DESCRIPTION OF THE TASK » Leave out the pictures and restate the rest of the data exactly.

☆ ☆ ☆ ☆ ☆

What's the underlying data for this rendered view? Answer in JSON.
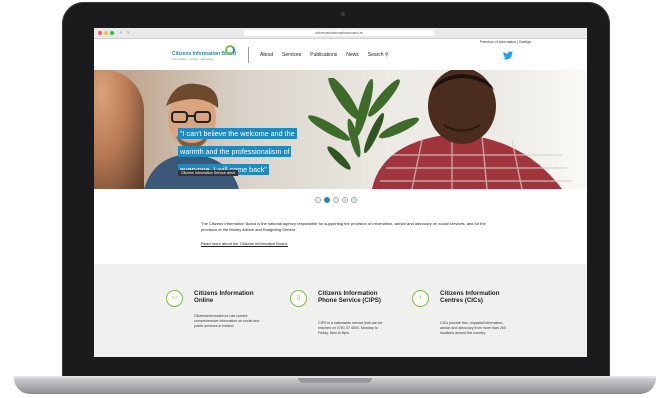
{
  "browser": {
    "url": "citizensinformationboard.ie"
  },
  "header": {
    "top_links": "Freedom of Information | Gaeilge",
    "logo_name": "Citizens Information Board",
    "logo_tagline": "information · advice · advocacy",
    "nav": [
      "About",
      "Services",
      "Publications",
      "News",
      "Search"
    ],
    "search_icon": "magnifier-icon",
    "social_icon": "twitter-icon"
  },
  "hero": {
    "quote_lines": [
      "\"I can't believe the welcome and the",
      "warmth and the professionalism of",
      "everyone, I will come back\""
    ],
    "attribution": "Citizens Information Service client"
  },
  "carousel": {
    "pages": [
      "1",
      "2",
      "3",
      "4",
      "5"
    ],
    "active_index": 1
  },
  "intro": {
    "text": "The Citizens Information Board is the national agency responsible for supporting the provision of information, advice and advocacy on social services, and for the provision of the Money Advice and Budgeting Service.",
    "link": "Read more about the Citizens Information Board."
  },
  "services": [
    {
      "title": "Citizens Information Online",
      "text": "Citizensinformation.ie has current, comprehensive information on social and public services in Ireland.",
      "icon": "laptop-icon"
    },
    {
      "title": "Citizens Information Phone Service (CIPS)",
      "text": "CIPS is a nationwide service that can be reached on 0761 07 4000, Monday to Friday, 9am to 8pm.",
      "icon": "phone-icon"
    },
    {
      "title": "Citizens Information Centres (CICs)",
      "text": "CICs provide free, impartial information, advice and advocacy from more than 260 locations around the country.",
      "icon": "info-icon"
    }
  ],
  "colors": {
    "brand_blue": "#2b88b8",
    "brand_green": "#7ac143",
    "twitter_blue": "#1da1f2"
  }
}
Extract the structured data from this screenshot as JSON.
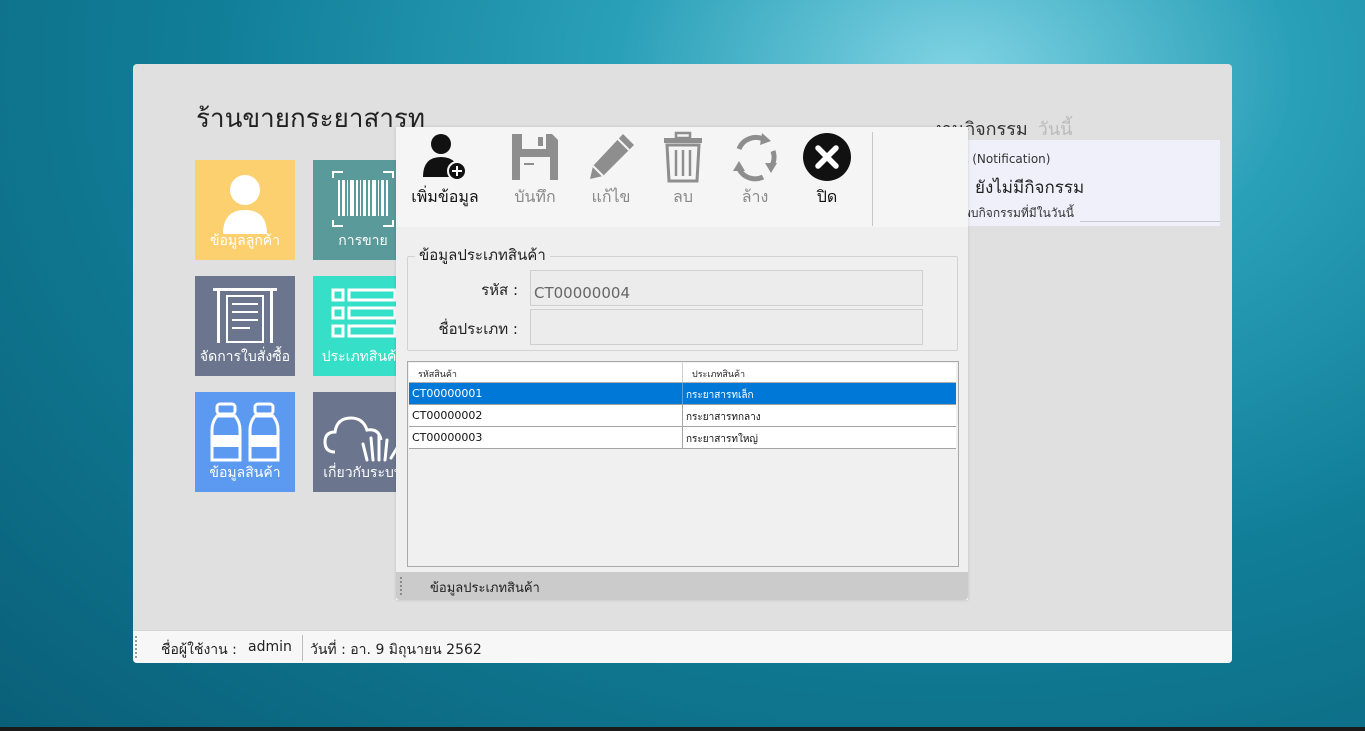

☆ ☆ ☆ ☆ ☆

SOLUTION TO THE EXERCISE »
What's the underlying data for this rendered view? Answer in JSON.
{
  "browser": {
    "url": "citizensinformationboard.ie"
  },
  "header": {
    "top_links": "Freedom of Information | Gaeilge",
    "logo_name": "Citizens Information Board",
    "logo_tagline": "information · advice · advocacy",
    "nav": [
      "About",
      "Services",
      "Publications",
      "News",
      "Search"
    ],
    "search_icon": "magnifier-icon",
    "social_icon": "twitter-icon"
  },
  "hero": {
    "quote_lines": [
      "\"I can't believe the welcome and the",
      "warmth and the professionalism of",
      "everyone, I will come back\""
    ],
    "attribution": "Citizens Information Service client"
  },
  "carousel": {
    "pages": [
      "1",
      "2",
      "3",
      "4",
      "5"
    ],
    "active_index": 1
  },
  "intro": {
    "text": "The Citizens Information Board is the national agency responsible for supporting the provision of information, advice and advocacy on social services, and for the provision of the Money Advice and Budgeting Service.",
    "link": "Read more about the Citizens Information Board."
  },
  "services": [
    {
      "title": "Citizens Information Online",
      "text": "Citizensinformation.ie has current, comprehensive information on social and public services in Ireland.",
      "icon": "laptop-icon"
    },
    {
      "title": "Citizens Information Phone Service (CIPS)",
      "text": "CIPS is a nationwide service that can be reached on 0761 07 4000, Monday to Friday, 9am to 8pm.",
      "icon": "phone-icon"
    },
    {
      "title": "Citizens Information Centres (CICs)",
      "text": "CICs provide free, impartial information, advice and advocacy from more than 260 locations around the country.",
      "icon": "info-icon"
    }
  ],
  "colors": {
    "brand_blue": "#2b88b8",
    "brand_green": "#7ac143",
    "twitter_blue": "#1da1f2"
  }
}
Extract the structured data from this screenshot as JSON.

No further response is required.